_DIRECTION_
Each line of the material below that holds the word "structured" needs to be copied.

Stored entries
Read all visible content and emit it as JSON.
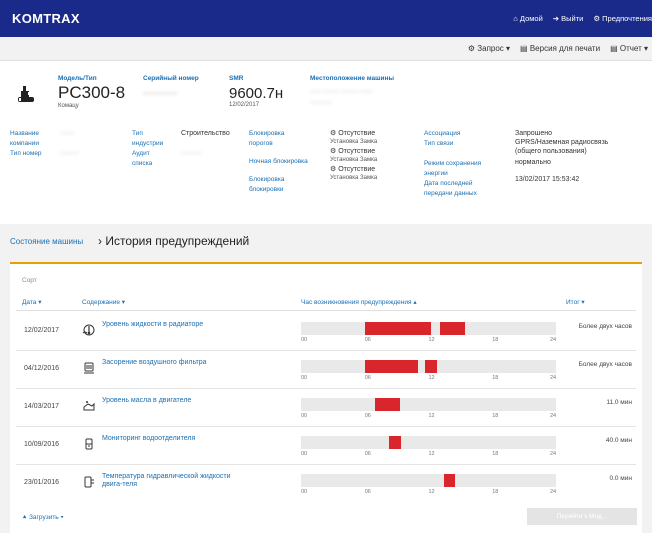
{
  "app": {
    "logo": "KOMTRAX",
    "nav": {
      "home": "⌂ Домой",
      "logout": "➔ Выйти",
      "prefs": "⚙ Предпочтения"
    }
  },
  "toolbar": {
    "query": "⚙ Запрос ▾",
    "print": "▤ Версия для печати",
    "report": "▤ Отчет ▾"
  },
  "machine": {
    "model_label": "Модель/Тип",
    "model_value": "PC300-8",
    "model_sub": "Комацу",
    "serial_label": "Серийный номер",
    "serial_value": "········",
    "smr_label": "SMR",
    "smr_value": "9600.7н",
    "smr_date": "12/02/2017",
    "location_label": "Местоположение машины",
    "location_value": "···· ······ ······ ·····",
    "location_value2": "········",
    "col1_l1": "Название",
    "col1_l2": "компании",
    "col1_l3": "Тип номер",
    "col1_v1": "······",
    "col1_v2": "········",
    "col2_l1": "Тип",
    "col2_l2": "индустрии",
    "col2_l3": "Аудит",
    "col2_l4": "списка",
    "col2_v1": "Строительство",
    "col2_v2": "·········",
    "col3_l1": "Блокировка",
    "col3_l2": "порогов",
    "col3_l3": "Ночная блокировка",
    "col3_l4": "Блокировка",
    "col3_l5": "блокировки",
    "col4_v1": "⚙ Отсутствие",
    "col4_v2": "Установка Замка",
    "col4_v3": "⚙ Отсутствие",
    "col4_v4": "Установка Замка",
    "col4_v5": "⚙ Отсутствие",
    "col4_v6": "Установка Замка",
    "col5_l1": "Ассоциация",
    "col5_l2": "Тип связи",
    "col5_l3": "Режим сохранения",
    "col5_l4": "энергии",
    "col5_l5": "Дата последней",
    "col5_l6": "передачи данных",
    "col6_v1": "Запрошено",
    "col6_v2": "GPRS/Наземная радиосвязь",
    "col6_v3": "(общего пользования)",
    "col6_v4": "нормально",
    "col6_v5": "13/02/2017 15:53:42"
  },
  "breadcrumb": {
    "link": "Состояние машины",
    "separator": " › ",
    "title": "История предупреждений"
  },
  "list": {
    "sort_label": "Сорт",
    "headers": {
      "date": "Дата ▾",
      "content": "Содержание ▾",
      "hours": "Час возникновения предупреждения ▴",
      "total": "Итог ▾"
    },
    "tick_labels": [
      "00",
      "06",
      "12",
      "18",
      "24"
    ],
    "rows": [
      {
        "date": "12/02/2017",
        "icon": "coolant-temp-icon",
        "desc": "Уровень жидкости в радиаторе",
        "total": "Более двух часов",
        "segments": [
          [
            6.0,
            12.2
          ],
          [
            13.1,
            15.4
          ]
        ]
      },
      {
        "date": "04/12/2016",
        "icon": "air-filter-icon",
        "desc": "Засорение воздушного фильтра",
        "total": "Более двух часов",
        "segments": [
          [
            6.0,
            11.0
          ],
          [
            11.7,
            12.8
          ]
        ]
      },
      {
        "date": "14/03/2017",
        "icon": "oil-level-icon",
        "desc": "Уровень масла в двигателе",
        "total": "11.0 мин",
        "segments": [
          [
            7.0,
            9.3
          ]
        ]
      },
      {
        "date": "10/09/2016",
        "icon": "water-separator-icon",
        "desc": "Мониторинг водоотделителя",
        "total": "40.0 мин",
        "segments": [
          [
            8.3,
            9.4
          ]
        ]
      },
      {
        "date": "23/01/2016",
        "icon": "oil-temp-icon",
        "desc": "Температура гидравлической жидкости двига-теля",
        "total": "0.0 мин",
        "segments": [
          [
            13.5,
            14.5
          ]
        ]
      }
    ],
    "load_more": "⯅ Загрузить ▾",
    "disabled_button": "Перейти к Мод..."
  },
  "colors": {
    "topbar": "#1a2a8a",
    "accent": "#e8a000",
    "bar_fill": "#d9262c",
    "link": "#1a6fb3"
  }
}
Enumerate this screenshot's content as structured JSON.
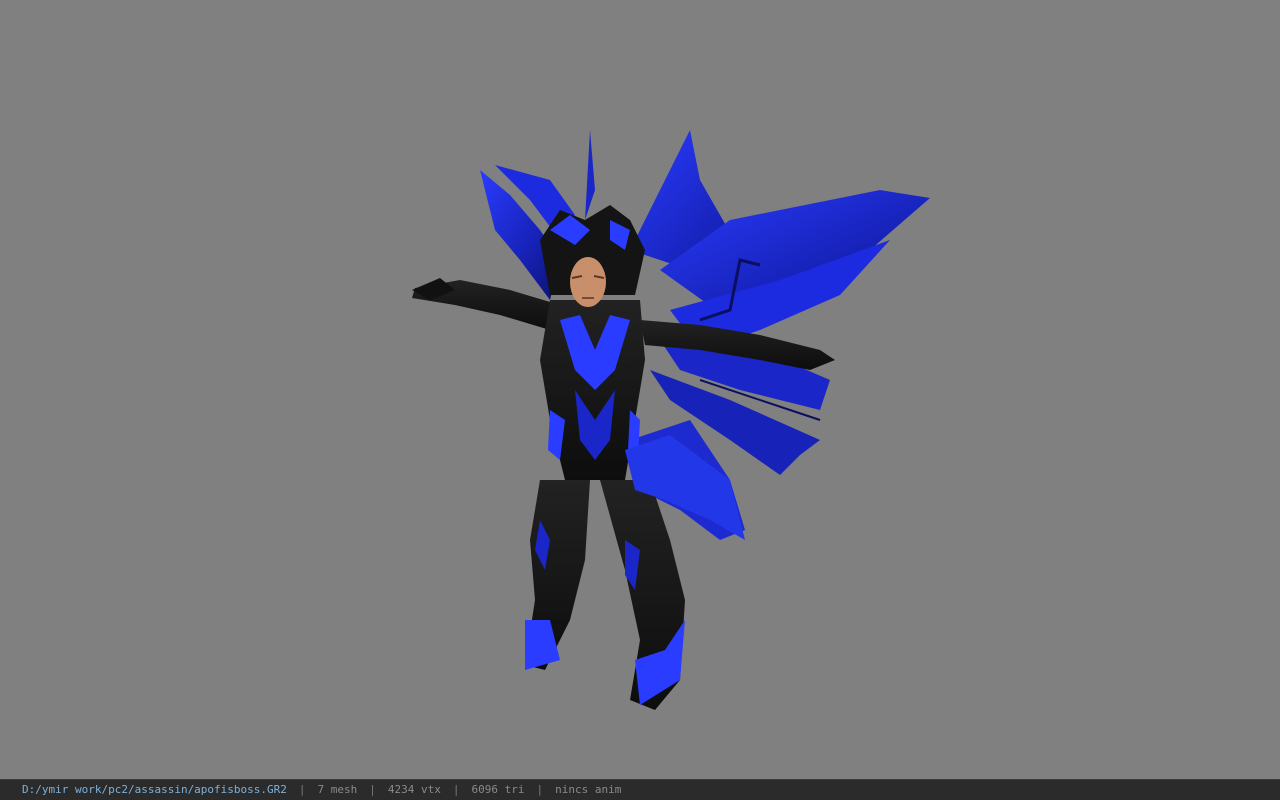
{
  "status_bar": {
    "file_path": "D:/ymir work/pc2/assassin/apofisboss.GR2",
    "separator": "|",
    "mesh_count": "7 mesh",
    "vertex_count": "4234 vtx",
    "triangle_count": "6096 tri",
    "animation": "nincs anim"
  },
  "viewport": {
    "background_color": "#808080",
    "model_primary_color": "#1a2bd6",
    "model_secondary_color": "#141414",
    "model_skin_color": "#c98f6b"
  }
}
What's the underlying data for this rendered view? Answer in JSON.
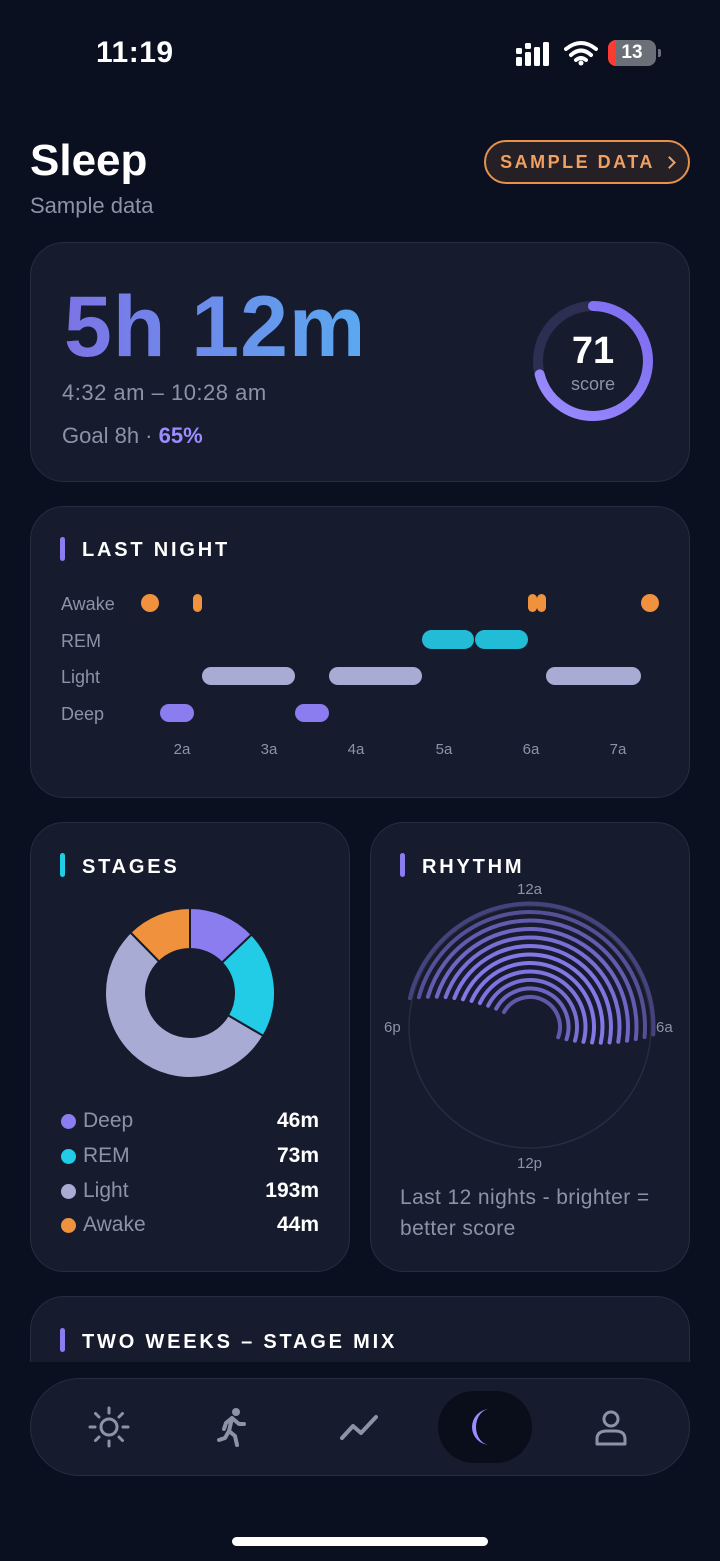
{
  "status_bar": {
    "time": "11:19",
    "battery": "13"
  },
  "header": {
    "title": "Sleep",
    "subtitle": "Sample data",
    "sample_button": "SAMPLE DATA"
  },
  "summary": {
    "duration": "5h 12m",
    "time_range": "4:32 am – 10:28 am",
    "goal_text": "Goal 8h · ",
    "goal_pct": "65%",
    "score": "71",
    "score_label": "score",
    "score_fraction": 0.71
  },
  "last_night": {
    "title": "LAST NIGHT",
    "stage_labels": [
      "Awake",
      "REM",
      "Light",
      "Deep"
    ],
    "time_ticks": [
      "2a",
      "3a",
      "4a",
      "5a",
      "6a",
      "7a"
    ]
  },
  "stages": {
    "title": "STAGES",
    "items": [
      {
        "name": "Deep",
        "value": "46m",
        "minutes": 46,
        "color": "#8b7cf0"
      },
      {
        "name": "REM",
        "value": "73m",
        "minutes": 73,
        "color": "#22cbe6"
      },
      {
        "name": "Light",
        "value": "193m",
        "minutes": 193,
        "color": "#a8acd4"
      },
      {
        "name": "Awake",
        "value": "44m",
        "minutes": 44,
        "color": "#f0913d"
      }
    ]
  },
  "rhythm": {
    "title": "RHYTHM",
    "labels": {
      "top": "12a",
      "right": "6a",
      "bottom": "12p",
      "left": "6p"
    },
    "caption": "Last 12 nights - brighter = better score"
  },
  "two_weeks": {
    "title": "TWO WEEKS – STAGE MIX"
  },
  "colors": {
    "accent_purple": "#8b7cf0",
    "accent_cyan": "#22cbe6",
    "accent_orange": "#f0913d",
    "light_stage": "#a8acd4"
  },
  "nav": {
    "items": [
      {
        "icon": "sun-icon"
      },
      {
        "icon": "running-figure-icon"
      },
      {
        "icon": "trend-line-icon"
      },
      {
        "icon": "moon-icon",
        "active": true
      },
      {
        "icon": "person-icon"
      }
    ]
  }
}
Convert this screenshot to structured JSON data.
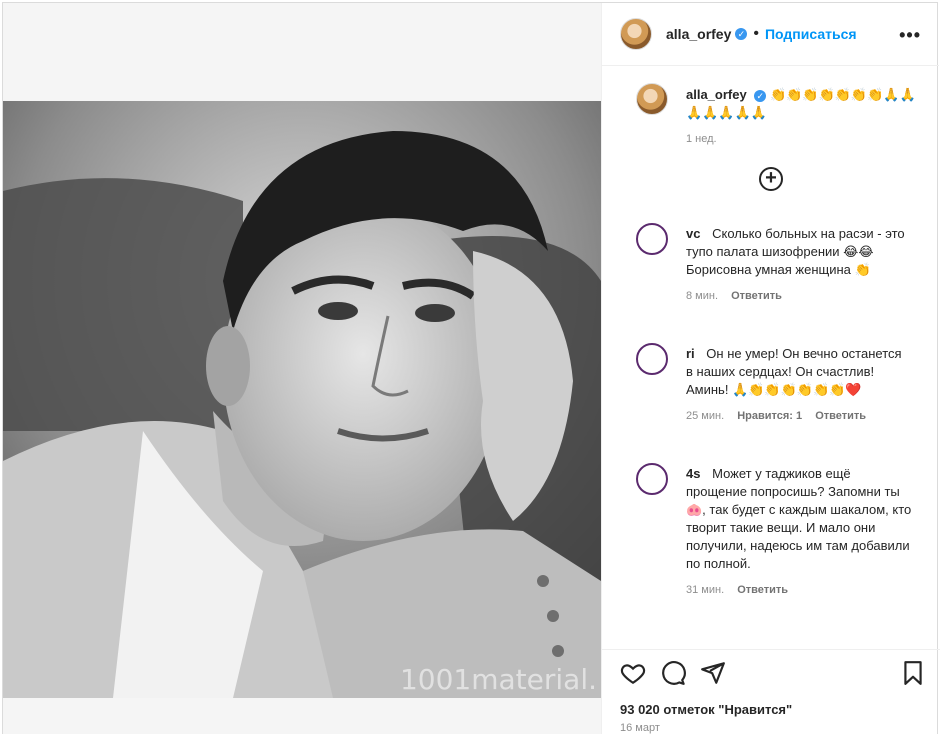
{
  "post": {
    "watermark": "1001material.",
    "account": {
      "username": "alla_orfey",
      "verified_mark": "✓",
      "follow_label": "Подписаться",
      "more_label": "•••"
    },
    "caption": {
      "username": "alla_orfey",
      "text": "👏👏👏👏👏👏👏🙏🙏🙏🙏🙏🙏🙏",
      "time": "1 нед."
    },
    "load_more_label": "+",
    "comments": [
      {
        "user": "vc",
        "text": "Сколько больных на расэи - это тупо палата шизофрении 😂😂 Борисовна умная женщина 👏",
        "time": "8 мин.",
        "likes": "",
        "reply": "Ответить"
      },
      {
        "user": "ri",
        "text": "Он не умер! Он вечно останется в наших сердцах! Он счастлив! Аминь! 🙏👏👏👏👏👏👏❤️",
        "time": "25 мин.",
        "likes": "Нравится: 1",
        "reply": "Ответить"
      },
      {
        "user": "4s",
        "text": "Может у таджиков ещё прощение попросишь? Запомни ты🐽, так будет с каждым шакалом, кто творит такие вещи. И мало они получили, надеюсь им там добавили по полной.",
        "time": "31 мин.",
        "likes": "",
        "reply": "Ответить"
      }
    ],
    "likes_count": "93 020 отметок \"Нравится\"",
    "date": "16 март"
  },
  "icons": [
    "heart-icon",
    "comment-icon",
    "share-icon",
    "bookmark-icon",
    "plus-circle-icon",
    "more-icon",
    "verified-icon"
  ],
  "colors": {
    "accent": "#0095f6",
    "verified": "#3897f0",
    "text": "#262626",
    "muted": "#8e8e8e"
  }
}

_TASK OUTPUT_
Enumerate this screenshot's content as structured JSON.
Convert this screenshot to structured JSON data.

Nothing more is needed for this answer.